▶ [Goal]: Locate each line below that includes "this" and reproduce it.

"""

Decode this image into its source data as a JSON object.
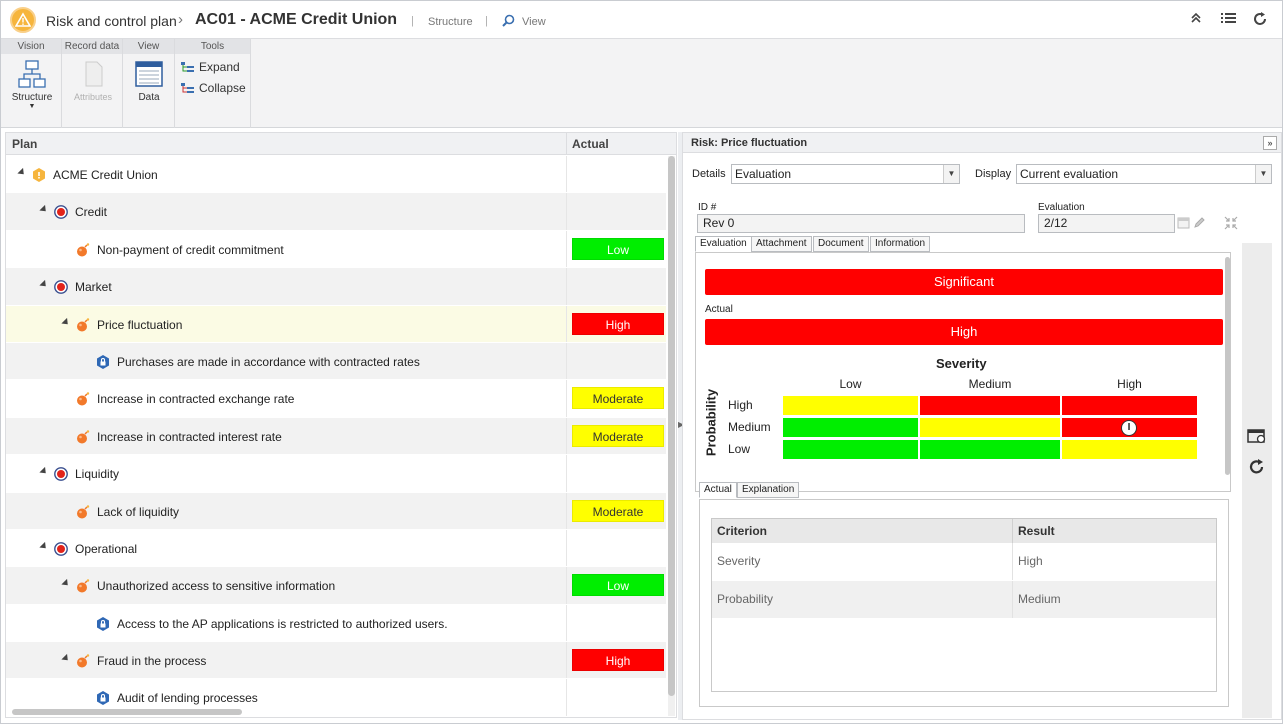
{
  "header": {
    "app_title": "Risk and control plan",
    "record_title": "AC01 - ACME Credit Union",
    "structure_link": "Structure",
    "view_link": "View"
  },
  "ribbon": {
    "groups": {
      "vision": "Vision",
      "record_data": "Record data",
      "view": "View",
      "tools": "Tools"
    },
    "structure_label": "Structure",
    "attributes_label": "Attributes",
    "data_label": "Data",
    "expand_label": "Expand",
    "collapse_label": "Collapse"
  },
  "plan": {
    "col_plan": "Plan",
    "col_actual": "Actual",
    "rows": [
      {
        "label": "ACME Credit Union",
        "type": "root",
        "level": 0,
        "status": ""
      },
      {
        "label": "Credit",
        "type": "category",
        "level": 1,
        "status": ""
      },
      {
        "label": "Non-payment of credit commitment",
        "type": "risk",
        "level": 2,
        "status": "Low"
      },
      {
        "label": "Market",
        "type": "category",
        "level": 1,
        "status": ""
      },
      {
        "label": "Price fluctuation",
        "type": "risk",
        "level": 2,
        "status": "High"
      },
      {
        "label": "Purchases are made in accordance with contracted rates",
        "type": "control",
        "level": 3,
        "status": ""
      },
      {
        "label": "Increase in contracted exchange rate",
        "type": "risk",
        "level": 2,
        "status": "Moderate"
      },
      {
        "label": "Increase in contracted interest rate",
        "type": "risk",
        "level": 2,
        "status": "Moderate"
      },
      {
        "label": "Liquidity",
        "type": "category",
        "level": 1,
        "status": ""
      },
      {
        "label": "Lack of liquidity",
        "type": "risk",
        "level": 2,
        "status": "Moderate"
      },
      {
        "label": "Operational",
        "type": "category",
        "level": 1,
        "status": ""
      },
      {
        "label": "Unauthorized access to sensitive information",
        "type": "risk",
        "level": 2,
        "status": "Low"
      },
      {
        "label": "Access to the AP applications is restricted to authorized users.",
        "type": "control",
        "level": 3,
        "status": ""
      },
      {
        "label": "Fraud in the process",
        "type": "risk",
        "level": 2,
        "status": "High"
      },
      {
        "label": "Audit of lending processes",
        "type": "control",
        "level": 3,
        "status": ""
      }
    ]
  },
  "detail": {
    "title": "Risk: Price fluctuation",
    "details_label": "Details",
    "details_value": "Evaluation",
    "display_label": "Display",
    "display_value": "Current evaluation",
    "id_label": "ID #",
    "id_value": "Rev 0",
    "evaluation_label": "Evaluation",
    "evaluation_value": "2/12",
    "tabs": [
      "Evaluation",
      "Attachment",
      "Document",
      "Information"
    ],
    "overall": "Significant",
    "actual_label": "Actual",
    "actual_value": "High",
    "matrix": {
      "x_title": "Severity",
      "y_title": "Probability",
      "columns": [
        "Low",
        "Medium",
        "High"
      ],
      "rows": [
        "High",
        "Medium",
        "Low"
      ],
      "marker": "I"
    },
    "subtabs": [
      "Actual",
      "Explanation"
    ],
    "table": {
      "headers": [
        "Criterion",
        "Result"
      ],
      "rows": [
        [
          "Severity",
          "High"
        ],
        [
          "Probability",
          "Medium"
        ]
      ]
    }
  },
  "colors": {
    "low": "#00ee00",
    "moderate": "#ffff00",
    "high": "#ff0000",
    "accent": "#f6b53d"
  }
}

"""
"""

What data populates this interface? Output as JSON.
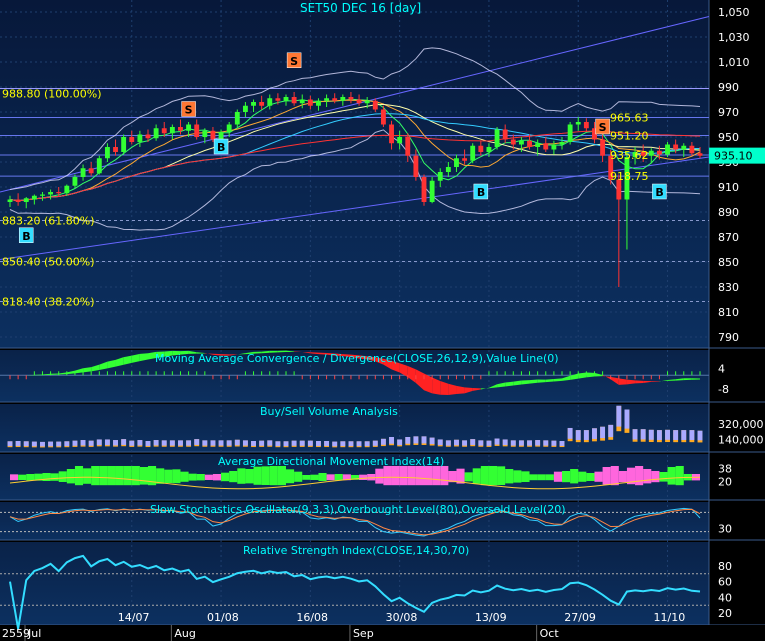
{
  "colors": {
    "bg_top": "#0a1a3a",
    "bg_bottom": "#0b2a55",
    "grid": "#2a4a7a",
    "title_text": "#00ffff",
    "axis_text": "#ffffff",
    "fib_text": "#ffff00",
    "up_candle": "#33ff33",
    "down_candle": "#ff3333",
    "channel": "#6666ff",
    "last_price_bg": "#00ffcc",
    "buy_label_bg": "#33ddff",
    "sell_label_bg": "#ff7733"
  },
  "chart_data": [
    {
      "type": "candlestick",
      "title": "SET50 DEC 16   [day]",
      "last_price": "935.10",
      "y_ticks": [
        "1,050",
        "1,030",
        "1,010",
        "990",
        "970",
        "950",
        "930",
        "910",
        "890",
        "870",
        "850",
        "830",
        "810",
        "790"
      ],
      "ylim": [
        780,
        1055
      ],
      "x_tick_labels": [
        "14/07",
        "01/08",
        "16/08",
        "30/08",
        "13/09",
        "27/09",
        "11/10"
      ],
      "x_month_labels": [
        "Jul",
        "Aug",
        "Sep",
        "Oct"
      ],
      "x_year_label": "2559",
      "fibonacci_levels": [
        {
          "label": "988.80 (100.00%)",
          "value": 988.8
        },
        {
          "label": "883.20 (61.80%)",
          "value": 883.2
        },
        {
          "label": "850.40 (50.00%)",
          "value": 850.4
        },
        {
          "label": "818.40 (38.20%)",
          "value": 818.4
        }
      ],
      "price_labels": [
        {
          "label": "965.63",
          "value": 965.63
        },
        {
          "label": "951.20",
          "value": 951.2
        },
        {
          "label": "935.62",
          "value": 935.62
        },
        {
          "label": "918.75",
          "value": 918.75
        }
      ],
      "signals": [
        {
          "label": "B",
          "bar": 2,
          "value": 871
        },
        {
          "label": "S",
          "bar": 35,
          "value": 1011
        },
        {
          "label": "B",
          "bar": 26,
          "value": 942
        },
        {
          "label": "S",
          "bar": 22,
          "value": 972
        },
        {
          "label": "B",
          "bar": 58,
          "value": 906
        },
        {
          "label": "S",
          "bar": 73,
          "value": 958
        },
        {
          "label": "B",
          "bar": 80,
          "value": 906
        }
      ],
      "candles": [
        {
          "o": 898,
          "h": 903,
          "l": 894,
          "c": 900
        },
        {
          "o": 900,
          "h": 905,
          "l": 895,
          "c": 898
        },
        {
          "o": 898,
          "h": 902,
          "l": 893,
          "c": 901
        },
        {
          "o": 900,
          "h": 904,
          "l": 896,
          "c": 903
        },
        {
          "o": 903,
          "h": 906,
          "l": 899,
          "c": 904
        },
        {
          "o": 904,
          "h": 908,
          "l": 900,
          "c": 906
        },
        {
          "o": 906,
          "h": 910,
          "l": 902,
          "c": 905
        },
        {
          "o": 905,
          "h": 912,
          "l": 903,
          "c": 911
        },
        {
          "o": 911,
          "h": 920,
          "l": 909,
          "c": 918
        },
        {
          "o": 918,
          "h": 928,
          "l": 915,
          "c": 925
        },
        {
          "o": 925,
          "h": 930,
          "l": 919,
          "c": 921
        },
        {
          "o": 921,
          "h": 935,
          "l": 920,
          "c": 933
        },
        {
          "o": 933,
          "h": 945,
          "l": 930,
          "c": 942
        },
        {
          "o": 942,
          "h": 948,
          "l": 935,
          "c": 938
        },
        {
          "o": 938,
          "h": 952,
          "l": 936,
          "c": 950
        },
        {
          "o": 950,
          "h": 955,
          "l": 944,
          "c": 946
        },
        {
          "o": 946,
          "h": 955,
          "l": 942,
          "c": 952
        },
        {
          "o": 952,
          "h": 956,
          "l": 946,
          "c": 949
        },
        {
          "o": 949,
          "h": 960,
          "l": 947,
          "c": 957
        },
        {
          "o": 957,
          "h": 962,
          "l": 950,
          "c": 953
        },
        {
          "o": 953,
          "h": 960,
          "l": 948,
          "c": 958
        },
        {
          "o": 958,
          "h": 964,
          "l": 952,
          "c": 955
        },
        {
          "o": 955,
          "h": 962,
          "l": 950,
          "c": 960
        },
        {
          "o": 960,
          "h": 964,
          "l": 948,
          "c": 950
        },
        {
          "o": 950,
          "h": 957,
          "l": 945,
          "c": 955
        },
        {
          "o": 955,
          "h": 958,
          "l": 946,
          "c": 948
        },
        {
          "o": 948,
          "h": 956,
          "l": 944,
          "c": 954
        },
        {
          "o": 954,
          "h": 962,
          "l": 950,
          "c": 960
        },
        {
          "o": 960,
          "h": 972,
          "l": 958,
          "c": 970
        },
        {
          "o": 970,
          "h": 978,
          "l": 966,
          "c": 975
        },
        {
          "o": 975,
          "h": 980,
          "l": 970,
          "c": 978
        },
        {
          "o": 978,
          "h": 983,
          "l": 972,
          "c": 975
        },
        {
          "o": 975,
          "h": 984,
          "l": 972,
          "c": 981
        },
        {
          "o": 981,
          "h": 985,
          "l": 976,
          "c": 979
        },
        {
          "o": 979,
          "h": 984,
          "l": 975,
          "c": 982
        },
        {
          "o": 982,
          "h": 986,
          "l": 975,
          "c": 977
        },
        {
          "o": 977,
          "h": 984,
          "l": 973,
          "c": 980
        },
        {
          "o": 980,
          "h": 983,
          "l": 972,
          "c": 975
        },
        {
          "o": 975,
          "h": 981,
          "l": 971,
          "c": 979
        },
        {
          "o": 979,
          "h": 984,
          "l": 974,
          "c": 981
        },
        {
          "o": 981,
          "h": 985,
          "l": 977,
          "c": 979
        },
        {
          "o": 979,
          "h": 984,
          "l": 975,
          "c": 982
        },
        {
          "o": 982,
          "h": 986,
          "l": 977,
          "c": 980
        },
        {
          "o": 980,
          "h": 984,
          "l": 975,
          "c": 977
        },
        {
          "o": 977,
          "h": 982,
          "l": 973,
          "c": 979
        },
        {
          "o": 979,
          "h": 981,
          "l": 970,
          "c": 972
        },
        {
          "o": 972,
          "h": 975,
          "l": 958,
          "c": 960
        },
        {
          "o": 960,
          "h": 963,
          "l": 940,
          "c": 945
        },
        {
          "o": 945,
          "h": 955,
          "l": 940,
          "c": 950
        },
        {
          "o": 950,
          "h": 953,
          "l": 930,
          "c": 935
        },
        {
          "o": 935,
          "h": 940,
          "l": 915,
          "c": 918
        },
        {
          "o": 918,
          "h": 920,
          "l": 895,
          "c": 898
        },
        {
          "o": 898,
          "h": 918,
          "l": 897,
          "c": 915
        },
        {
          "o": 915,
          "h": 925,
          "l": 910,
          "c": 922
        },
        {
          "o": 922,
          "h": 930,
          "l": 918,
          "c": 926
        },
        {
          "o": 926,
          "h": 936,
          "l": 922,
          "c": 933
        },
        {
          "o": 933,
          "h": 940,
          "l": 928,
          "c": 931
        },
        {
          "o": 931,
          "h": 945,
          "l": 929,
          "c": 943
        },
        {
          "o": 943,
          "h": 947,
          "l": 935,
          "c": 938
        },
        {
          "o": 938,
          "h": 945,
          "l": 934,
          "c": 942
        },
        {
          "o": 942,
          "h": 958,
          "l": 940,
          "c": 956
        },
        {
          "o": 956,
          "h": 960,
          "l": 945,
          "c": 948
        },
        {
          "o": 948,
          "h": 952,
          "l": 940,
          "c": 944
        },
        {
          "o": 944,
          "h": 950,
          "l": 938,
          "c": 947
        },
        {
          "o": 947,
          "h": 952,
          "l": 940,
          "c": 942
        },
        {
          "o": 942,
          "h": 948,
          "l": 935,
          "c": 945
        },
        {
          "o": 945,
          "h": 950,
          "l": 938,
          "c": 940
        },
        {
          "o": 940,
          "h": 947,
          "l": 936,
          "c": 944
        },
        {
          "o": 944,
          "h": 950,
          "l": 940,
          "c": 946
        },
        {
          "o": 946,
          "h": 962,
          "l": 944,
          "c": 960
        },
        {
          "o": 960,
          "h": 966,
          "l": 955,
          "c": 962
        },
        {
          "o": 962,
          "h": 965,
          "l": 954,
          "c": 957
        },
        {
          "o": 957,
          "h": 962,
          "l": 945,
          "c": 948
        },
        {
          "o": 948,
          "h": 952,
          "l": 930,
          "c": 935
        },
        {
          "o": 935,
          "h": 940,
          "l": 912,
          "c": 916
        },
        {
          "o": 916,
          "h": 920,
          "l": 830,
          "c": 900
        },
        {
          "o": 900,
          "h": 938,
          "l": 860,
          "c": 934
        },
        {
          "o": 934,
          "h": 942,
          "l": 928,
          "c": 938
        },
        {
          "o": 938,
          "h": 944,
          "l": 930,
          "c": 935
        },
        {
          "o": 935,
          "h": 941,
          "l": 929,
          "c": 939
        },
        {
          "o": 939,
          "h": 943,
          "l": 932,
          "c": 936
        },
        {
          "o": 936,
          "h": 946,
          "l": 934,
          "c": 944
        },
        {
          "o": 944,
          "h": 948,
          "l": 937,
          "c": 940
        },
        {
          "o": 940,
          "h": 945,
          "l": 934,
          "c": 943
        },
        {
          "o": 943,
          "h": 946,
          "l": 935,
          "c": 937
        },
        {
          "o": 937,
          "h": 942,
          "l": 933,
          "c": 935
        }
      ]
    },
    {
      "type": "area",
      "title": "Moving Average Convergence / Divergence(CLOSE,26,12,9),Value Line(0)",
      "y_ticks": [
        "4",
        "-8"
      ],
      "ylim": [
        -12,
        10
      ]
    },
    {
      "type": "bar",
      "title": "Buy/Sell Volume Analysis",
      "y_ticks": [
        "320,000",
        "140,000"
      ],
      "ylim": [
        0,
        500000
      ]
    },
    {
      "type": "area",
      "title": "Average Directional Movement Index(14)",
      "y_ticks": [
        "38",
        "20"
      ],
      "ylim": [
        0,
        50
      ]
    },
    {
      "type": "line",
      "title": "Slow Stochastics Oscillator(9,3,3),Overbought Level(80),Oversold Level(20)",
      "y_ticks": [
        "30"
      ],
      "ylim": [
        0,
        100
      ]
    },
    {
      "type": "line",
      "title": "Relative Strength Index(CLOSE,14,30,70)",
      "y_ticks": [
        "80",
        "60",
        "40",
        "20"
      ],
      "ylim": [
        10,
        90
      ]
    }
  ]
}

"""

▶ [Right answer]:
Decode this image into its source data as a JSON object.
What data populates this interface? Output as JSON.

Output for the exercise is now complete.